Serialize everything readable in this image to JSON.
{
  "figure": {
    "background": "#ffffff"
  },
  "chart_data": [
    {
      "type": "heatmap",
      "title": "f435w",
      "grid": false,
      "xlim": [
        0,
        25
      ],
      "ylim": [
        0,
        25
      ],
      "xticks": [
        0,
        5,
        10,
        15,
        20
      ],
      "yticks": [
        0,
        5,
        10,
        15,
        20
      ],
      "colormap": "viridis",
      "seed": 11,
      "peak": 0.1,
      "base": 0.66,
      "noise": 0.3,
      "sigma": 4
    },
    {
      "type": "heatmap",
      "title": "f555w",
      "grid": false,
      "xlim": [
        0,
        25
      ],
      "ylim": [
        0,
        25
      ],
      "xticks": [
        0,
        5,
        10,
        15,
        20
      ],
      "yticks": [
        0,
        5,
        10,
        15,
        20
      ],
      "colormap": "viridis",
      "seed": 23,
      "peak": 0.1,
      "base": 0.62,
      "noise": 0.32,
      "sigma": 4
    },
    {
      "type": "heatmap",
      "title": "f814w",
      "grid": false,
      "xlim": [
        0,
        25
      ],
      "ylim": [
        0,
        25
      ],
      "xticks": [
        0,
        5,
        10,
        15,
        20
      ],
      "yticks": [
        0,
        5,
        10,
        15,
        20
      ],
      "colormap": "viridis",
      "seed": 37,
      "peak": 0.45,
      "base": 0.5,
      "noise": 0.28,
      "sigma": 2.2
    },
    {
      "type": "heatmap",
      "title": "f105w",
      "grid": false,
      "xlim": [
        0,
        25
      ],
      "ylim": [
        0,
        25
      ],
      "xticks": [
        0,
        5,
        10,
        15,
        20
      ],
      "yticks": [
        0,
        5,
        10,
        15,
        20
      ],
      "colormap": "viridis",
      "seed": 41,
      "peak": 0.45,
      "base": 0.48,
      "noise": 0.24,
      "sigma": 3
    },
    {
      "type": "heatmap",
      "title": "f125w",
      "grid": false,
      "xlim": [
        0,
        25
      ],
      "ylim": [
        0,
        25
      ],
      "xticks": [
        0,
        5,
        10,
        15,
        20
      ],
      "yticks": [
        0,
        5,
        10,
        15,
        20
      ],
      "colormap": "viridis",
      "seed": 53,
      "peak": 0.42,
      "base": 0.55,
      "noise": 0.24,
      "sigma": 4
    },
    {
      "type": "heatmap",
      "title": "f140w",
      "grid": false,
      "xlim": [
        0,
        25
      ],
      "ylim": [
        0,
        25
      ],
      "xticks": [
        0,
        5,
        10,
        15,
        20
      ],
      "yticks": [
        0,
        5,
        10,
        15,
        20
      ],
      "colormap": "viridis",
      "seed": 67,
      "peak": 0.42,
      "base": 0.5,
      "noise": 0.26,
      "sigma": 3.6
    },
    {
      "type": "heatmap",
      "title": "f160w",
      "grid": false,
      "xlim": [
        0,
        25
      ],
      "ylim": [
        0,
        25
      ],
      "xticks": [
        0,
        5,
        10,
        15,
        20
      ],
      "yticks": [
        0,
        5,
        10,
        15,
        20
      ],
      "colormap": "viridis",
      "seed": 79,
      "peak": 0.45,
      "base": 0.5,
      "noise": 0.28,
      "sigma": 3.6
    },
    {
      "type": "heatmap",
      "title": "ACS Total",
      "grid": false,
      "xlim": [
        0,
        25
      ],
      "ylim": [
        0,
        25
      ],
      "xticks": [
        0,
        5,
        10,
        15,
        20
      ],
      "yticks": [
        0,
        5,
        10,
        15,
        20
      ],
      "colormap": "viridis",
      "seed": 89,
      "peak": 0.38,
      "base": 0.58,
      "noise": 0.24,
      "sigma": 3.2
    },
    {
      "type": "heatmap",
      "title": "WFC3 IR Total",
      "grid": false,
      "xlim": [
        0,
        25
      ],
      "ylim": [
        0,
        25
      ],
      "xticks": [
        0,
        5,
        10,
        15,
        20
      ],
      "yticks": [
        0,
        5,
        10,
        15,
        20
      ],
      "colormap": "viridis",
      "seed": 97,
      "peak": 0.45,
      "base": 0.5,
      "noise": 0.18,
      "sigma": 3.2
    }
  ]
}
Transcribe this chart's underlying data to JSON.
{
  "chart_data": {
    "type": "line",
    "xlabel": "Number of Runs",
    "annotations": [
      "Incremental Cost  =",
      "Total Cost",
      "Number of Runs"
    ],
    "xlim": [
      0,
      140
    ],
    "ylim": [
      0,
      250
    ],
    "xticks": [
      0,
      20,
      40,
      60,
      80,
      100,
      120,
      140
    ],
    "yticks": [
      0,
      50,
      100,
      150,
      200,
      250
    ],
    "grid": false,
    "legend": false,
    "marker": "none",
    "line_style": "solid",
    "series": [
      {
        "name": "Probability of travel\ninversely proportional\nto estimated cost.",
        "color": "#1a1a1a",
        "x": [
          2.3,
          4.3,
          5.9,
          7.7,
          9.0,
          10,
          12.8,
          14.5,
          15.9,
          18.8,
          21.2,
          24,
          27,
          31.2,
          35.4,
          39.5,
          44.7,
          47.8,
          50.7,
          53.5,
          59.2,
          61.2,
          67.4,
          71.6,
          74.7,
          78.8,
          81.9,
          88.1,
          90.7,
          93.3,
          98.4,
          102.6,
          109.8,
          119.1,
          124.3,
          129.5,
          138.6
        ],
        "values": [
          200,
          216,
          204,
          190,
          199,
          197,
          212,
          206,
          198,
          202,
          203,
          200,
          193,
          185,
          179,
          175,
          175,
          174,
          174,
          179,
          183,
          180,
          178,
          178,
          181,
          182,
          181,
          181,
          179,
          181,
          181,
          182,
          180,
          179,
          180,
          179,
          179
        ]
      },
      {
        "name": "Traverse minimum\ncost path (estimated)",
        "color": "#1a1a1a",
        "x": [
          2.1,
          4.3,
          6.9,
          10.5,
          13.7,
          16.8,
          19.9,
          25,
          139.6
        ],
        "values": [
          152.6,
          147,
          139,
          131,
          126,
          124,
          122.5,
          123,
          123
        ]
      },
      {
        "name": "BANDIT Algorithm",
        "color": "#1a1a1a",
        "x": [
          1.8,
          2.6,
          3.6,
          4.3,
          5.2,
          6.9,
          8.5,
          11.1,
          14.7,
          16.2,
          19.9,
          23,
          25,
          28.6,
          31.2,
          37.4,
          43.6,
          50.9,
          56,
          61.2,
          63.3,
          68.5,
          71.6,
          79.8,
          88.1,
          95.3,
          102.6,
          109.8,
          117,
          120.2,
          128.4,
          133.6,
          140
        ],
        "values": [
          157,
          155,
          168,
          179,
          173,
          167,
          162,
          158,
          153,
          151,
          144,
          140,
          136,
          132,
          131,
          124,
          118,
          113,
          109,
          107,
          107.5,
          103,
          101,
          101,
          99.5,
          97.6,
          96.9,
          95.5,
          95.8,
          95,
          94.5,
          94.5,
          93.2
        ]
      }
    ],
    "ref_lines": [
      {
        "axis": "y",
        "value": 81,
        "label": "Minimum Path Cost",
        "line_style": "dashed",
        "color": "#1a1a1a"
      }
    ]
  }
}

> [Task requirements]
Retype the material in full, character for character.

> [Exercise solution]
Serialize everything readable in this image to JSON.
{
  "figure": {
    "background": "#ffffff"
  },
  "chart_data": [
    {
      "type": "heatmap",
      "title": "f435w",
      "grid": false,
      "xlim": [
        0,
        25
      ],
      "ylim": [
        0,
        25
      ],
      "xticks": [
        0,
        5,
        10,
        15,
        20
      ],
      "yticks": [
        0,
        5,
        10,
        15,
        20
      ],
      "colormap": "viridis",
      "seed": 11,
      "peak": 0.1,
      "base": 0.66,
      "noise": 0.3,
      "sigma": 4
    },
    {
      "type": "heatmap",
      "title": "f555w",
      "grid": false,
      "xlim": [
        0,
        25
      ],
      "ylim": [
        0,
        25
      ],
      "xticks": [
        0,
        5,
        10,
        15,
        20
      ],
      "yticks": [
        0,
        5,
        10,
        15,
        20
      ],
      "colormap": "viridis",
      "seed": 23,
      "peak": 0.1,
      "base": 0.62,
      "noise": 0.32,
      "sigma": 4
    },
    {
      "type": "heatmap",
      "title": "f814w",
      "grid": false,
      "xlim": [
        0,
        25
      ],
      "ylim": [
        0,
        25
      ],
      "xticks": [
        0,
        5,
        10,
        15,
        20
      ],
      "yticks": [
        0,
        5,
        10,
        15,
        20
      ],
      "colormap": "viridis",
      "seed": 37,
      "peak": 0.45,
      "base": 0.5,
      "noise": 0.28,
      "sigma": 2.2
    },
    {
      "type": "heatmap",
      "title": "f105w",
      "grid": false,
      "xlim": [
        0,
        25
      ],
      "ylim": [
        0,
        25
      ],
      "xticks": [
        0,
        5,
        10,
        15,
        20
      ],
      "yticks": [
        0,
        5,
        10,
        15,
        20
      ],
      "colormap": "viridis",
      "seed": 41,
      "peak": 0.45,
      "base": 0.48,
      "noise": 0.24,
      "sigma": 3
    },
    {
      "type": "heatmap",
      "title": "f125w",
      "grid": false,
      "xlim": [
        0,
        25
      ],
      "ylim": [
        0,
        25
      ],
      "xticks": [
        0,
        5,
        10,
        15,
        20
      ],
      "yticks": [
        0,
        5,
        10,
        15,
        20
      ],
      "colormap": "viridis",
      "seed": 53,
      "peak": 0.42,
      "base": 0.55,
      "noise": 0.24,
      "sigma": 4
    },
    {
      "type": "heatmap",
      "title": "f140w",
      "grid": false,
      "xlim": [
        0,
        25
      ],
      "ylim": [
        0,
        25
      ],
      "xticks": [
        0,
        5,
        10,
        15,
        20
      ],
      "yticks": [
        0,
        5,
        10,
        15,
        20
      ],
      "colormap": "viridis",
      "seed": 67,
      "peak": 0.42,
      "base": 0.5,
      "noise": 0.26,
      "sigma": 3.6
    },
    {
      "type": "heatmap",
      "title": "f160w",
      "grid": false,
      "xlim": [
        0,
        25
      ],
      "ylim": [
        0,
        25
      ],
      "xticks": [
        0,
        5,
        10,
        15,
        20
      ],
      "yticks": [
        0,
        5,
        10,
        15,
        20
      ],
      "colormap": "viridis",
      "seed": 79,
      "peak": 0.45,
      "base": 0.5,
      "noise": 0.28,
      "sigma": 3.6
    },
    {
      "type": "heatmap",
      "title": "ACS Total",
      "grid": false,
      "xlim": [
        0,
        25
      ],
      "ylim": [
        0,
        25
      ],
      "xticks": [
        0,
        5,
        10,
        15,
        20
      ],
      "yticks": [
        0,
        5,
        10,
        15,
        20
      ],
      "colormap": "viridis",
      "seed": 89,
      "peak": 0.38,
      "base": 0.58,
      "noise": 0.24,
      "sigma": 3.2
    },
    {
      "type": "heatmap",
      "title": "WFC3 IR Total",
      "grid": false,
      "xlim": [
        0,
        25
      ],
      "ylim": [
        0,
        25
      ],
      "xticks": [
        0,
        5,
        10,
        15,
        20
      ],
      "yticks": [
        0,
        5,
        10,
        15,
        20
      ],
      "colormap": "viridis",
      "seed": 97,
      "peak": 0.45,
      "base": 0.5,
      "noise": 0.18,
      "sigma": 3.2
    }
  ]
}
Transcribe this chart's underlying data to JSON.
{
  "chart_data": {
    "type": "line",
    "xlabel": "Number of Runs",
    "annotations": [
      "Incremental Cost  =",
      "Total Cost",
      "Number of Runs"
    ],
    "xlim": [
      0,
      140
    ],
    "ylim": [
      0,
      250
    ],
    "xticks": [
      0,
      20,
      40,
      60,
      80,
      100,
      120,
      140
    ],
    "yticks": [
      0,
      50,
      100,
      150,
      200,
      250
    ],
    "grid": false,
    "legend": false,
    "marker": "none",
    "line_style": "solid",
    "series": [
      {
        "name": "Probability of travel\ninversely proportional\nto estimated cost.",
        "color": "#1a1a1a",
        "x": [
          2.3,
          4.3,
          5.9,
          7.7,
          9.0,
          10,
          12.8,
          14.5,
          15.9,
          18.8,
          21.2,
          24,
          27,
          31.2,
          35.4,
          39.5,
          44.7,
          47.8,
          50.7,
          53.5,
          59.2,
          61.2,
          67.4,
          71.6,
          74.7,
          78.8,
          81.9,
          88.1,
          90.7,
          93.3,
          98.4,
          102.6,
          109.8,
          119.1,
          124.3,
          129.5,
          138.6
        ],
        "values": [
          200,
          216,
          204,
          190,
          199,
          197,
          212,
          206,
          198,
          202,
          203,
          200,
          193,
          185,
          179,
          175,
          175,
          174,
          174,
          179,
          183,
          180,
          178,
          178,
          181,
          182,
          181,
          181,
          179,
          181,
          181,
          182,
          180,
          179,
          180,
          179,
          179
        ]
      },
      {
        "name": "Traverse minimum\ncost path (estimated)",
        "color": "#1a1a1a",
        "x": [
          2.1,
          4.3,
          6.9,
          10.5,
          13.7,
          16.8,
          19.9,
          25,
          139.6
        ],
        "values": [
          152.6,
          147,
          139,
          131,
          126,
          124,
          122.5,
          123,
          123
        ]
      },
      {
        "name": "BANDIT Algorithm",
        "color": "#1a1a1a",
        "x": [
          1.8,
          2.6,
          3.6,
          4.3,
          5.2,
          6.9,
          8.5,
          11.1,
          14.7,
          16.2,
          19.9,
          23,
          25,
          28.6,
          31.2,
          37.4,
          43.6,
          50.9,
          56,
          61.2,
          63.3,
          68.5,
          71.6,
          79.8,
          88.1,
          95.3,
          102.6,
          109.8,
          117,
          120.2,
          128.4,
          133.6,
          140
        ],
        "values": [
          157,
          155,
          168,
          179,
          173,
          167,
          162,
          158,
          153,
          151,
          144,
          140,
          136,
          132,
          131,
          124,
          118,
          113,
          109,
          107,
          107.5,
          103,
          101,
          101,
          99.5,
          97.6,
          96.9,
          95.5,
          95.8,
          95,
          94.5,
          94.5,
          93.2
        ]
      }
    ],
    "ref_lines": [
      {
        "axis": "y",
        "value": 81,
        "label": "Minimum Path Cost",
        "line_style": "dashed",
        "color": "#1a1a1a"
      }
    ]
  }
}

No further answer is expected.